Written task - Select from the records below every line that has the word "пещер" in it.

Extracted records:
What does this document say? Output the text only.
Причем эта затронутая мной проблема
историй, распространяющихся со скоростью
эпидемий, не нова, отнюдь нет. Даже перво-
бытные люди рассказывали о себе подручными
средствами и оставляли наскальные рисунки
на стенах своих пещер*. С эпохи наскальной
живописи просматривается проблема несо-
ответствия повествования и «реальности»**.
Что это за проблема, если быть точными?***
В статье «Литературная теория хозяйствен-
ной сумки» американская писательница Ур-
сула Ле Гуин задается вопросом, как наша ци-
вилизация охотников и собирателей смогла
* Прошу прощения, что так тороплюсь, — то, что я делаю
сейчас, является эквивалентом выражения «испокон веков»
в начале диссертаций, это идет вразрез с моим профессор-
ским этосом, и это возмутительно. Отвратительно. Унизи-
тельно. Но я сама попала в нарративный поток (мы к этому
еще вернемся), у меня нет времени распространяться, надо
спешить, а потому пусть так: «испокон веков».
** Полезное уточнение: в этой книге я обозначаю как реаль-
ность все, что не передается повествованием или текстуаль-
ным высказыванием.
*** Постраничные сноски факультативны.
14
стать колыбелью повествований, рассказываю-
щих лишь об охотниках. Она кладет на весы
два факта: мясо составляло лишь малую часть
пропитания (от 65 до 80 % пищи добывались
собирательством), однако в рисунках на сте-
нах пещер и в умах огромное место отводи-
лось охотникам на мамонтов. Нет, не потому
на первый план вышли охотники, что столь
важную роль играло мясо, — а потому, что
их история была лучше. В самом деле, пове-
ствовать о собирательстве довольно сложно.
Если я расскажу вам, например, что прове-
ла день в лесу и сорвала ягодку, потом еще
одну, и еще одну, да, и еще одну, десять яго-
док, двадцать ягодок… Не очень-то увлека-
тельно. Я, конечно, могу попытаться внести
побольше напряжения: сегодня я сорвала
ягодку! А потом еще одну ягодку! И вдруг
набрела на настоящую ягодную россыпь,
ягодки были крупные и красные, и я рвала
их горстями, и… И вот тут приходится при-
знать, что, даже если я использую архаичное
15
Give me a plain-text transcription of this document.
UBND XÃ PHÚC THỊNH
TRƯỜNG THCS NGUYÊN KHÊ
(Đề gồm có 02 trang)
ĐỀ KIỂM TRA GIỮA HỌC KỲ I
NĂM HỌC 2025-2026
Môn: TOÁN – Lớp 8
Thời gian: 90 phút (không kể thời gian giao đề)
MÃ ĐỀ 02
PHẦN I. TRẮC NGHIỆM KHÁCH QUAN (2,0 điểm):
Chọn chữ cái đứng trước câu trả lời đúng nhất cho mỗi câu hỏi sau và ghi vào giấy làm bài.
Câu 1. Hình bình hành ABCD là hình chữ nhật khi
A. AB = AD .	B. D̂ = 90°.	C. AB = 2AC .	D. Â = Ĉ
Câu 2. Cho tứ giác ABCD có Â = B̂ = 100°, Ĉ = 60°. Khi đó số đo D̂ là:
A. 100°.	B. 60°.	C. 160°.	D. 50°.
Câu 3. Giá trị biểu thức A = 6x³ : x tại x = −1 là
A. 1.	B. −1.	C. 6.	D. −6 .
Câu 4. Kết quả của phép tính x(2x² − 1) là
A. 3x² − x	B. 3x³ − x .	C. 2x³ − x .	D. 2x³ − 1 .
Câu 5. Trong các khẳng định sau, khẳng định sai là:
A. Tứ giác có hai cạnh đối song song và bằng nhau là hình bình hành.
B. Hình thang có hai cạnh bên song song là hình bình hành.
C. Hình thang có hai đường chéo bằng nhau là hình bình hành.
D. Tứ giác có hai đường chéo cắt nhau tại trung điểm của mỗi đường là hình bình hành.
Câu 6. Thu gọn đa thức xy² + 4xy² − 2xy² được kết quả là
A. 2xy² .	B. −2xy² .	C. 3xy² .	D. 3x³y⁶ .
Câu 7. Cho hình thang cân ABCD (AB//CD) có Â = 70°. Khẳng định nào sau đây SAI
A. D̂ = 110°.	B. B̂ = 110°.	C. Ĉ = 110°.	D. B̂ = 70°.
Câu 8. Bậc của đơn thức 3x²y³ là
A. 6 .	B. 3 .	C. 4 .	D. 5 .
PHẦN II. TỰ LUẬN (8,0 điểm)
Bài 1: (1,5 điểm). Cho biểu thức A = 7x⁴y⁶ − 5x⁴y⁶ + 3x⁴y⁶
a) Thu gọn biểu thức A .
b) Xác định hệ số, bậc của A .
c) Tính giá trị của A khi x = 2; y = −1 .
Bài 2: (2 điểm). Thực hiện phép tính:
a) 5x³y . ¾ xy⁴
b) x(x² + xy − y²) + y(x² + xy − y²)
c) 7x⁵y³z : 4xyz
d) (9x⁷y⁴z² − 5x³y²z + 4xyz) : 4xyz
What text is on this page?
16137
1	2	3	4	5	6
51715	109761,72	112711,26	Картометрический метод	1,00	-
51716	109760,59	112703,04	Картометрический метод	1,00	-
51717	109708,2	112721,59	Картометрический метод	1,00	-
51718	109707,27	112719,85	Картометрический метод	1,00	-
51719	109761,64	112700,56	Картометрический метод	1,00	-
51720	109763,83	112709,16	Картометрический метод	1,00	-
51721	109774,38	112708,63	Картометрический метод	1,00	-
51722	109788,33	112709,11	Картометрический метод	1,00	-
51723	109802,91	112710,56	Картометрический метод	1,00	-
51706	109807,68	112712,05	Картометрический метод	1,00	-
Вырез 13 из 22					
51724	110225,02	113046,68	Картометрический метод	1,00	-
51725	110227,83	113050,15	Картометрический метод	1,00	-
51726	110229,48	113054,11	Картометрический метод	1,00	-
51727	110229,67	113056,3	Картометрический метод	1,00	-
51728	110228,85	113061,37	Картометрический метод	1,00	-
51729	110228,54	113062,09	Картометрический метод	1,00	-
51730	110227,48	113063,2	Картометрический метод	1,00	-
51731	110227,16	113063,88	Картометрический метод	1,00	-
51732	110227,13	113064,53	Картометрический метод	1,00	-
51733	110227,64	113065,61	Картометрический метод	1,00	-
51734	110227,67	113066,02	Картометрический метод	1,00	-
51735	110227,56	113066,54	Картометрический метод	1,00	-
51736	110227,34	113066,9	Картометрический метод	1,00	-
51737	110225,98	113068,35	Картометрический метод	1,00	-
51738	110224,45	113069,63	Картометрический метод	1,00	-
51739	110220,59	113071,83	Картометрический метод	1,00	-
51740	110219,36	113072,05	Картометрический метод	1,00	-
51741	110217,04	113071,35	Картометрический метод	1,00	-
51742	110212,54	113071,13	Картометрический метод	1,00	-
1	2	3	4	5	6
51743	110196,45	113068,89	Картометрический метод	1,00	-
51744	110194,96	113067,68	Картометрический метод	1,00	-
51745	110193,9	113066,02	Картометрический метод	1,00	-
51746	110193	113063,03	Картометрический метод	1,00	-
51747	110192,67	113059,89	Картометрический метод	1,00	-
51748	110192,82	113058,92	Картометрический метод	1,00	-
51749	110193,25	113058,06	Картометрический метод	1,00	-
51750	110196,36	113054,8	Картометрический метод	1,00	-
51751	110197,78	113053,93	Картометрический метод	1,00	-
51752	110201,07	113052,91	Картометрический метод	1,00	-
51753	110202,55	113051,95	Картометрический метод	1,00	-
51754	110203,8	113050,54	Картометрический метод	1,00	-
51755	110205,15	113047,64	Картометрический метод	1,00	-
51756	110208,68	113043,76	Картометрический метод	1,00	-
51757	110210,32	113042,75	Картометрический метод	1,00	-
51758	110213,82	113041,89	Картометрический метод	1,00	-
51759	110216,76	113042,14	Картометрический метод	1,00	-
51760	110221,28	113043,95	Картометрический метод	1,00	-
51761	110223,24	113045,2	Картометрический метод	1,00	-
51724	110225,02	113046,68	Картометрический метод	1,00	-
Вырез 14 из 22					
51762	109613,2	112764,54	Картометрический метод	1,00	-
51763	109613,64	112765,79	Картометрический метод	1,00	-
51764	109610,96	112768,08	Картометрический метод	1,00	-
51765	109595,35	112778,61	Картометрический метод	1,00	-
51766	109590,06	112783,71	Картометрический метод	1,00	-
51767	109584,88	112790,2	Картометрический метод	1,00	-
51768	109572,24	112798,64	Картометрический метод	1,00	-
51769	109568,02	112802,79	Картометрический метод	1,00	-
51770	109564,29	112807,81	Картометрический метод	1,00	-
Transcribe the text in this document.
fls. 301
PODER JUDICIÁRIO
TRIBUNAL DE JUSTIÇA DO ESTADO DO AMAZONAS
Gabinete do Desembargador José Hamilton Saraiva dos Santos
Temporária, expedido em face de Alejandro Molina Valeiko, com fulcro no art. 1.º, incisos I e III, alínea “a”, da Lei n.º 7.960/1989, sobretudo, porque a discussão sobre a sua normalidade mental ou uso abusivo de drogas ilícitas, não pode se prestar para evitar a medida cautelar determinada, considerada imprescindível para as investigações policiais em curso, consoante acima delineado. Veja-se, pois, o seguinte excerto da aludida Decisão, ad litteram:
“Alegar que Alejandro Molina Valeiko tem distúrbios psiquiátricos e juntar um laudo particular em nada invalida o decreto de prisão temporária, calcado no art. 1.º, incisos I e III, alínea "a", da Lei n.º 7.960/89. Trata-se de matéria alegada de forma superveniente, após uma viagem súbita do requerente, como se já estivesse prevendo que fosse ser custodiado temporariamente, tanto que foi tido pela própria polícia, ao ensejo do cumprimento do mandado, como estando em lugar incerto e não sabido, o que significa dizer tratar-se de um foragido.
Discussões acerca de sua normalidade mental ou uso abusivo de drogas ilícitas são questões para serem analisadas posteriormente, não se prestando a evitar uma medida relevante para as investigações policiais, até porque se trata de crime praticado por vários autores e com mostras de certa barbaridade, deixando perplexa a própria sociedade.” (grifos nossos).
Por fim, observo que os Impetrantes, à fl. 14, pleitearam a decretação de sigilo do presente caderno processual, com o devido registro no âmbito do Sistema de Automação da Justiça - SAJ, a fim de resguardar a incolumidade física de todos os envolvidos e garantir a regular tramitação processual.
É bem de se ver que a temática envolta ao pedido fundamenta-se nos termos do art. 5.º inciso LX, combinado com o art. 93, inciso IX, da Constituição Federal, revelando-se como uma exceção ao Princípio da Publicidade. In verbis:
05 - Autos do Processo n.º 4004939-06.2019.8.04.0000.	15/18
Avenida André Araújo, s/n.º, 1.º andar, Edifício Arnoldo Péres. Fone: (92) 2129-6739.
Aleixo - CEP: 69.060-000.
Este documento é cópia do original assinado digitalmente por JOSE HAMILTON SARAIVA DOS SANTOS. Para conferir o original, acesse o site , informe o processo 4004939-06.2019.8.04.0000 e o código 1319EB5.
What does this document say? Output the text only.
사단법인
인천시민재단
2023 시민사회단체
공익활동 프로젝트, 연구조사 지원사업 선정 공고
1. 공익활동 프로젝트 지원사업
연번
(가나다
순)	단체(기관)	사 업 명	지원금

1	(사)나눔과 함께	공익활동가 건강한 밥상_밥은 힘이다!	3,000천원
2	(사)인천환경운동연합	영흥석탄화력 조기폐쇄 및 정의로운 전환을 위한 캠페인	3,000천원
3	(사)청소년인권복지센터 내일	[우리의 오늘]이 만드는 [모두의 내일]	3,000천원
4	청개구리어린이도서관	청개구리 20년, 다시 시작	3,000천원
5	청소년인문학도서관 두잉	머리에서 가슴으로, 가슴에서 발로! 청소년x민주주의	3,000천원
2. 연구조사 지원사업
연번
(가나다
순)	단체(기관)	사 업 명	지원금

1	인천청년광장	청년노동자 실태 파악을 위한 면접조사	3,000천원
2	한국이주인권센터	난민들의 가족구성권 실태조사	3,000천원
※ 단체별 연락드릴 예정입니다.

Answer to this task -
на стенах своих пещер*. С эпохи наскальной
нах пещер и в умах огромное место отводи-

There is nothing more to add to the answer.